Instruction - Copy every line of the records below where the word "frac" occurs.

[Dataset records]
- - - - -

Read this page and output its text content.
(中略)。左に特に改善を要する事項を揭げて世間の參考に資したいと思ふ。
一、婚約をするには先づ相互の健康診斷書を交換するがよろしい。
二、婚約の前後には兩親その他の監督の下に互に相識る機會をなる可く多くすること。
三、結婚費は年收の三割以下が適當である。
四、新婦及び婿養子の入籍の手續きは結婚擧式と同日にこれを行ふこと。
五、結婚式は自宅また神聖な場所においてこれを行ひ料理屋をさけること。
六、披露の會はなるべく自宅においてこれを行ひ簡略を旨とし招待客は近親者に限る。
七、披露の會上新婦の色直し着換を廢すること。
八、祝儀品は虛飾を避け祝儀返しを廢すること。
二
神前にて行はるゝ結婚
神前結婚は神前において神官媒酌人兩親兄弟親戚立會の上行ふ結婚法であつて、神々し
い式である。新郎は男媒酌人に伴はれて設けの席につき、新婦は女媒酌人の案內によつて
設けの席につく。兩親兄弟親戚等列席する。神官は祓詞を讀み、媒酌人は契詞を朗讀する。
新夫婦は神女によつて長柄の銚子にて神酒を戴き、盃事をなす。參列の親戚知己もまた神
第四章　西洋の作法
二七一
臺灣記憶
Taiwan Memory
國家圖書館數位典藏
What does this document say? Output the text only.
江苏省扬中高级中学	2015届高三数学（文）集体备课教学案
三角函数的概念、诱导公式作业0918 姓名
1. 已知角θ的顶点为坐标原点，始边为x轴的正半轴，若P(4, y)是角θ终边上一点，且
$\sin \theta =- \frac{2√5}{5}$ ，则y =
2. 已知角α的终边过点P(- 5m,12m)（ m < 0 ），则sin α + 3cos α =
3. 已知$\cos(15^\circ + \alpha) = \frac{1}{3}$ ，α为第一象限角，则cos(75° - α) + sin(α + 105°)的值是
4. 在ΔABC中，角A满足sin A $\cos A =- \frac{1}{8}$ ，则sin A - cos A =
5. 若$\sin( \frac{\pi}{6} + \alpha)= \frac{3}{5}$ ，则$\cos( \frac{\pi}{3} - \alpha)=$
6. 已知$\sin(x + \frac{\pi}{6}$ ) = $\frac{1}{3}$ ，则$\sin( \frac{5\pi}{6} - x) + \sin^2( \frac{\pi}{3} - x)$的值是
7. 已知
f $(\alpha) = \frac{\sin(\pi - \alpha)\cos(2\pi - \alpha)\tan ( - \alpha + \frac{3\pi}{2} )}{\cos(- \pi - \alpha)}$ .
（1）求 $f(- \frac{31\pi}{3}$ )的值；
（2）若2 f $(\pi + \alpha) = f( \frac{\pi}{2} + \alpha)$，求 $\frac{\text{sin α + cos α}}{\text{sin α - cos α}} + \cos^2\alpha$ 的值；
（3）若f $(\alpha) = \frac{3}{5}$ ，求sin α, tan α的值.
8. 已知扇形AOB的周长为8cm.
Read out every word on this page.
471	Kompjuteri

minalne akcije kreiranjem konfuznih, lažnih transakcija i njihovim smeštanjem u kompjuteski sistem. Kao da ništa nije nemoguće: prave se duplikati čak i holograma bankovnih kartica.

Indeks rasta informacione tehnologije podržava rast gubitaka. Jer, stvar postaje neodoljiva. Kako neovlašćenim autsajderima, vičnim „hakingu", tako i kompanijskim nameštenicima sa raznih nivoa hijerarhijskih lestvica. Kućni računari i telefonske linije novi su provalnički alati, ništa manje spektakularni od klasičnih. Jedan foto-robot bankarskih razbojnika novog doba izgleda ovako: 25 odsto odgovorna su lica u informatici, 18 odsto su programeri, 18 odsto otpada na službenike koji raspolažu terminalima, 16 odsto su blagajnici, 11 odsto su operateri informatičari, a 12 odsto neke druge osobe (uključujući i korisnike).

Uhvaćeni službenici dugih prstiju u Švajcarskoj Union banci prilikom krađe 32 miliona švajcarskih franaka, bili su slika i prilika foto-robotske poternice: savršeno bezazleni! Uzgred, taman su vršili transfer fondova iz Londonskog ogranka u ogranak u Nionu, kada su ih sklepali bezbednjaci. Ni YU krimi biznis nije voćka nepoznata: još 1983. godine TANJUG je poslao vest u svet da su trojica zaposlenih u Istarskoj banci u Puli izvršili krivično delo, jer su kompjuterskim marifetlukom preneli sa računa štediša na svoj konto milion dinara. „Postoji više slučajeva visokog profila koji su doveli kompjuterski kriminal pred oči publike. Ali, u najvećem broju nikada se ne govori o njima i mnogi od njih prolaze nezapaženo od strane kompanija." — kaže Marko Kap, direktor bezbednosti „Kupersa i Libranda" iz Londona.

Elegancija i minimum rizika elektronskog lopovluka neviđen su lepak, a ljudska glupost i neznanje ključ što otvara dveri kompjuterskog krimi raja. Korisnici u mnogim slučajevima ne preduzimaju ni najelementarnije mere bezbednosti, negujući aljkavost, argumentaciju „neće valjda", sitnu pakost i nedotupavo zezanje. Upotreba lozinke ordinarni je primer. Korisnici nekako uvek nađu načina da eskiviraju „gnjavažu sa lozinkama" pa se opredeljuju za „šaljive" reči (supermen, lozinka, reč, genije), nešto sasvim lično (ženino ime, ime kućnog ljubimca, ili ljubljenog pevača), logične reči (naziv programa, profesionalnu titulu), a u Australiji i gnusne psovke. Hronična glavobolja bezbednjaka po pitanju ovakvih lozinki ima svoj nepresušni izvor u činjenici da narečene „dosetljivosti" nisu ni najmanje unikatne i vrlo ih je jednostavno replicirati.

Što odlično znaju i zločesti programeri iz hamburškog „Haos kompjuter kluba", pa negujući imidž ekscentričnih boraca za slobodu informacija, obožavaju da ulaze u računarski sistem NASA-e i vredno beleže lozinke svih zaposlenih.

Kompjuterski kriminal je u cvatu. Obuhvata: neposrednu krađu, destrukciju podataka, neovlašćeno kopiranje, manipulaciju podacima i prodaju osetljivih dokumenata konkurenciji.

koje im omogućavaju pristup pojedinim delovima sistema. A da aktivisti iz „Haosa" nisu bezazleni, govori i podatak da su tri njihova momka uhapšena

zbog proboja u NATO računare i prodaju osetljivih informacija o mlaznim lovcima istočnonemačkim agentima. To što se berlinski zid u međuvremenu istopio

- - - - -

Answer below -
$\sin \theta =- \frac{2√5}{5}$ ，则y =
3. 已知$\cos(15^\circ + \alpha) = \frac{1}{3}$ ，α为第一象限角，则cos(75° - α) + sin(α + 105°)的值是
4. 在ΔABC中，角A满足sin A $\cos A =- \frac{1}{8}$ ，则sin A - cos A =
5. 若$\sin( \frac{\pi}{6} + \alpha)= \frac{3}{5}$ ，则$\cos( \frac{\pi}{3} - \alpha)=$
6. 已知$\sin(x + \frac{\pi}{6}$ ) = $\frac{1}{3}$ ，则$\sin( \frac{5\pi}{6} - x) + \sin^2( \frac{\pi}{3} - x)$的值是
f $(\alpha) = \frac{\sin(\pi - \alpha)\cos(2\pi - \alpha)\tan ( - \alpha + \frac{3\pi}{2} )}{\cos(- \pi - \alpha)}$ .
（1）求 $f(- \frac{31\pi}{3}$ )的值；
（2）若2 f $(\pi + \alpha) = f( \frac{\pi}{2} + \alpha)$，求 $\frac{\text{sin α + cos α}}{\text{sin α - cos α}} + \cos^2\alpha$ 的值；
（3）若f $(\alpha) = \frac{3}{5}$ ，求sin α, tan α的值.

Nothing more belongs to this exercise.